**SHORT EXERCISE:** Where does the string "years" appear? Copy every line of the entries below that holds it.

-- start WORKING DATA --

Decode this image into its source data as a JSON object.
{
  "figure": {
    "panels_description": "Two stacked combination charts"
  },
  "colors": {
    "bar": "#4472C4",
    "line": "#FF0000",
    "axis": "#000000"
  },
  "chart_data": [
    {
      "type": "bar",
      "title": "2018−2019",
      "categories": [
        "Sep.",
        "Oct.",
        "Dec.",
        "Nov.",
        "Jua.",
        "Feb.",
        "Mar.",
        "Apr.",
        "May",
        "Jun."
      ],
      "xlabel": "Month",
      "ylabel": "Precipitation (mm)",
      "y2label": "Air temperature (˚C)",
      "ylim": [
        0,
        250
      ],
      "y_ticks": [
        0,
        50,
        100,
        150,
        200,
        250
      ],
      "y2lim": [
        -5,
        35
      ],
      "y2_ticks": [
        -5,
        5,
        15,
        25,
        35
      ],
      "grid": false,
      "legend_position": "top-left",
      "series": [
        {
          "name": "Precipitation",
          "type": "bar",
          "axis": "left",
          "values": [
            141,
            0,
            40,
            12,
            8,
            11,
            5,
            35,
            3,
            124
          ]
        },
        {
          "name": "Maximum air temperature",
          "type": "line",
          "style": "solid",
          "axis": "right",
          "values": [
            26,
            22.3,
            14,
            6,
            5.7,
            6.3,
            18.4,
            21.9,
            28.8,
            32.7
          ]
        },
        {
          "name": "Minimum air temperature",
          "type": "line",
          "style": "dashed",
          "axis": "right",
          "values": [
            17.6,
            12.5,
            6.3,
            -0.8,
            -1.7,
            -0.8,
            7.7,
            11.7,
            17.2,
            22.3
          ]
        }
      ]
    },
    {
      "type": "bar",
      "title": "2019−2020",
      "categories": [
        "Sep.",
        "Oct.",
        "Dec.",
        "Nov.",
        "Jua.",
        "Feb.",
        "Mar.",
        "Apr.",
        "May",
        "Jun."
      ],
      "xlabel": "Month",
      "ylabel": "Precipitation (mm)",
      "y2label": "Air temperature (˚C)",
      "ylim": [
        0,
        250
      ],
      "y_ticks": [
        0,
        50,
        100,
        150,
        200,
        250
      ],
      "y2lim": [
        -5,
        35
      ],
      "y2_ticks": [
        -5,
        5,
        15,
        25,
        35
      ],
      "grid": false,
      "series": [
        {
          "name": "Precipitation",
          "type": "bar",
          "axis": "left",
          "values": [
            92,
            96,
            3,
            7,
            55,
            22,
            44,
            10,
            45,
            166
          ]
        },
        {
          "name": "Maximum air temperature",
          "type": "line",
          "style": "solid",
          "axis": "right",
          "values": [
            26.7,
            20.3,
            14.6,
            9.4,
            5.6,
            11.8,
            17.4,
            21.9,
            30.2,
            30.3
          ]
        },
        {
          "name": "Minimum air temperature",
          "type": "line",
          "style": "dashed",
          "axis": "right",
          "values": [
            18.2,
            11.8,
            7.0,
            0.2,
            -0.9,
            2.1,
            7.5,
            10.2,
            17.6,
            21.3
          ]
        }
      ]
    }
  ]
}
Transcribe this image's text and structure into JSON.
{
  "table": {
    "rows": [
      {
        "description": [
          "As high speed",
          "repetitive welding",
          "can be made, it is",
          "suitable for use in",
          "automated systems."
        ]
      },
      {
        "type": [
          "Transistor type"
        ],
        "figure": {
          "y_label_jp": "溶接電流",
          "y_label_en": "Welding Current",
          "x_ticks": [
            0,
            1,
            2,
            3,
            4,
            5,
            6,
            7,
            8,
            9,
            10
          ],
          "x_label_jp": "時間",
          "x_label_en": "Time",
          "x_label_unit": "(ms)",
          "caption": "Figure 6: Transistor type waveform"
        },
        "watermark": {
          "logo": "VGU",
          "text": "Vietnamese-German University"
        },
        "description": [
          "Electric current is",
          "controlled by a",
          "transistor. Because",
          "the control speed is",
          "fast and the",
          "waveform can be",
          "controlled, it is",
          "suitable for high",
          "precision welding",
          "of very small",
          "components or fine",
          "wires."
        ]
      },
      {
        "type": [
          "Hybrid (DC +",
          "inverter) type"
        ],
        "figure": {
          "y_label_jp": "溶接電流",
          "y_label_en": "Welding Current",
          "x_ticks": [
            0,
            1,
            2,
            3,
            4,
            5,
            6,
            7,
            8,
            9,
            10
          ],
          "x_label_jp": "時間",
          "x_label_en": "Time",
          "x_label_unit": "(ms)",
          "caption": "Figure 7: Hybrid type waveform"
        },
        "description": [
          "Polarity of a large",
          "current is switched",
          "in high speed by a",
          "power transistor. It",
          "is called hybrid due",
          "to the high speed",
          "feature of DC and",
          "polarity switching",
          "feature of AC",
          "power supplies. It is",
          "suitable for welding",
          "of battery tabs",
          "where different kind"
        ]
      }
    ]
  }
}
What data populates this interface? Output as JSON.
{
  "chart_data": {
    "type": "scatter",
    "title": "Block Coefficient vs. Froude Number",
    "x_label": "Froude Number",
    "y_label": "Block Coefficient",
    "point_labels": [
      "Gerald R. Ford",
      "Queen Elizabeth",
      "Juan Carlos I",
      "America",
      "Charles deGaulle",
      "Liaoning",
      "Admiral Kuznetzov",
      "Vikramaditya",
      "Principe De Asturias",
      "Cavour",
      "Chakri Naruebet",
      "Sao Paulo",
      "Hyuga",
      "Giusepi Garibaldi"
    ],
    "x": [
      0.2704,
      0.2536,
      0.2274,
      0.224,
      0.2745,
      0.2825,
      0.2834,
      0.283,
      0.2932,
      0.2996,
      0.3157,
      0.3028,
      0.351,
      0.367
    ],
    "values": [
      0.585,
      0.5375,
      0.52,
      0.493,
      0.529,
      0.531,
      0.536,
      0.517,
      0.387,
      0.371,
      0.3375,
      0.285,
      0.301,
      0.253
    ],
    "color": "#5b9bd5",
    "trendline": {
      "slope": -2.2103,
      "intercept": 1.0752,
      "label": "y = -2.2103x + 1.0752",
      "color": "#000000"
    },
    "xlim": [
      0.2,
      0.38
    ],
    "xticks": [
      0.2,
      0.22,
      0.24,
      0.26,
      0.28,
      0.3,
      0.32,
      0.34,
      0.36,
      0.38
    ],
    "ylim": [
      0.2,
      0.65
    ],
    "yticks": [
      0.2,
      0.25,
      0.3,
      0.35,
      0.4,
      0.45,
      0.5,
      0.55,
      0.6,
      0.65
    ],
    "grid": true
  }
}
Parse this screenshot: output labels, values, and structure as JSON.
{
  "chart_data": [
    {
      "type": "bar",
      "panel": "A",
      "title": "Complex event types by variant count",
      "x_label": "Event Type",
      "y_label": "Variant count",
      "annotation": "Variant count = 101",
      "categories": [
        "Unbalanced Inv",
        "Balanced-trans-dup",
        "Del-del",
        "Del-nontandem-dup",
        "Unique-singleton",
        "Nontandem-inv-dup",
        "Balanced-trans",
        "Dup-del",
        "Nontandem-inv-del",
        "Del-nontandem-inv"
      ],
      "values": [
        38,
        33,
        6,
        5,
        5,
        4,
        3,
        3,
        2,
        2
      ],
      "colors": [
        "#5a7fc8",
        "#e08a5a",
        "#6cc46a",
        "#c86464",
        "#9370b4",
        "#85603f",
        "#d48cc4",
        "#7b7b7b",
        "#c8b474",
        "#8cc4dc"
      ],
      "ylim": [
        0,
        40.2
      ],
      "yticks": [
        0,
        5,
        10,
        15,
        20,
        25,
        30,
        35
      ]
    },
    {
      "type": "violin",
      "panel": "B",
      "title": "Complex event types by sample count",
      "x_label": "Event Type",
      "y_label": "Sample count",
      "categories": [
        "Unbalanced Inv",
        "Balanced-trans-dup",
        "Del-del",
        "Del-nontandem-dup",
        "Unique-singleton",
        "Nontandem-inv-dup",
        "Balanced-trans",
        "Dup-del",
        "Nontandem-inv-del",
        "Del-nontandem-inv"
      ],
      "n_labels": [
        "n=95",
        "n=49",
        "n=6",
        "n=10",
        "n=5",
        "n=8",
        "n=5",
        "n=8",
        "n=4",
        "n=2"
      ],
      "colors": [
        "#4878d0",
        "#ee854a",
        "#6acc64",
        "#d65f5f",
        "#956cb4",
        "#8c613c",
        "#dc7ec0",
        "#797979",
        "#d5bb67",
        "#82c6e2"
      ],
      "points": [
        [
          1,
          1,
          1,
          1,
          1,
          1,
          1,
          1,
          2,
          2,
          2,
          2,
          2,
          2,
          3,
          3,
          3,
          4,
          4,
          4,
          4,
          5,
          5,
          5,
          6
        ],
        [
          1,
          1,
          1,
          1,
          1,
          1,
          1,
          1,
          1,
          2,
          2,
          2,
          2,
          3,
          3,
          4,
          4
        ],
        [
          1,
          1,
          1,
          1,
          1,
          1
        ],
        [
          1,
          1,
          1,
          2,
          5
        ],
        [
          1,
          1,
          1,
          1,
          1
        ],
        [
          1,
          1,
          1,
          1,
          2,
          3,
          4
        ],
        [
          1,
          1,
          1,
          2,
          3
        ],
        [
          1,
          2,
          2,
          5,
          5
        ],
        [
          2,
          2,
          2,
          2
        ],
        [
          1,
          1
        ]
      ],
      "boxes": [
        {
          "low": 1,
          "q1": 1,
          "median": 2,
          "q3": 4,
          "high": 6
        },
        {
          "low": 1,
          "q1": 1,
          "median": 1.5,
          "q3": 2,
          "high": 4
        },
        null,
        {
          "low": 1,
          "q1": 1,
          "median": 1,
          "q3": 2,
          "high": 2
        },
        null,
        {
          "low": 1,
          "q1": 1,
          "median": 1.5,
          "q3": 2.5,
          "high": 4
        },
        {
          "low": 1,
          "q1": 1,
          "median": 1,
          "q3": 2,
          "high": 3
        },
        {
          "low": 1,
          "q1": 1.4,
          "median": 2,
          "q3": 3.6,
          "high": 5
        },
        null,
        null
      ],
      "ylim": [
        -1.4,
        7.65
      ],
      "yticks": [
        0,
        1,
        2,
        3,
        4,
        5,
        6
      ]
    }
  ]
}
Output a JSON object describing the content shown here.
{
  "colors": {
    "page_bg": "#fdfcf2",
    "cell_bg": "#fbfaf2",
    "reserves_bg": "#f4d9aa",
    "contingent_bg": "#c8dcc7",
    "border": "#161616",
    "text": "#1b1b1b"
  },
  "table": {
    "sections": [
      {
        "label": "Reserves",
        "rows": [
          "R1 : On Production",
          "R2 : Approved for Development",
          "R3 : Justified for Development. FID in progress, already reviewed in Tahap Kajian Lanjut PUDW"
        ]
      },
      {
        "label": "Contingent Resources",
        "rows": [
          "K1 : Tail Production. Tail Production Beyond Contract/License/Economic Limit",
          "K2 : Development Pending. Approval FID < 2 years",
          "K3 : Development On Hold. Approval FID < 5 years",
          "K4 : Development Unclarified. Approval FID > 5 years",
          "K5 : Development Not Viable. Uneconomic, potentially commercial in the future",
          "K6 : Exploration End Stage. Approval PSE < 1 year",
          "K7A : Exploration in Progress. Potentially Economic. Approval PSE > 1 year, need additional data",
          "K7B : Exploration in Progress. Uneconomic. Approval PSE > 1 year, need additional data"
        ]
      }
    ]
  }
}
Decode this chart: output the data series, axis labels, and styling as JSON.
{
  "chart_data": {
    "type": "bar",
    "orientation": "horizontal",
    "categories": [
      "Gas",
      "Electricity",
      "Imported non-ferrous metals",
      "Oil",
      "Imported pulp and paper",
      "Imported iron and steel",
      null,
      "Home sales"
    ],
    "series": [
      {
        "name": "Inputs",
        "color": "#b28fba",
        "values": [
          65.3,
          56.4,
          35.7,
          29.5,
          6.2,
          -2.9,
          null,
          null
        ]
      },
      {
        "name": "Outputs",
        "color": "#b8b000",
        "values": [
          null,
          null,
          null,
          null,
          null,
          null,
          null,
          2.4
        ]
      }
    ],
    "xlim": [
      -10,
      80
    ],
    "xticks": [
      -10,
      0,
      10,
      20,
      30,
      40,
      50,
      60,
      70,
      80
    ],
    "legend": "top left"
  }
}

-- end WORKING DATA --

**CORRECT ANSWER:**
          "K2 : Development Pending. Approval FID < 2 years",
          "K3 : Development On Hold. Approval FID < 5 years",
          "K4 : Development Unclarified. Approval FID > 5 years",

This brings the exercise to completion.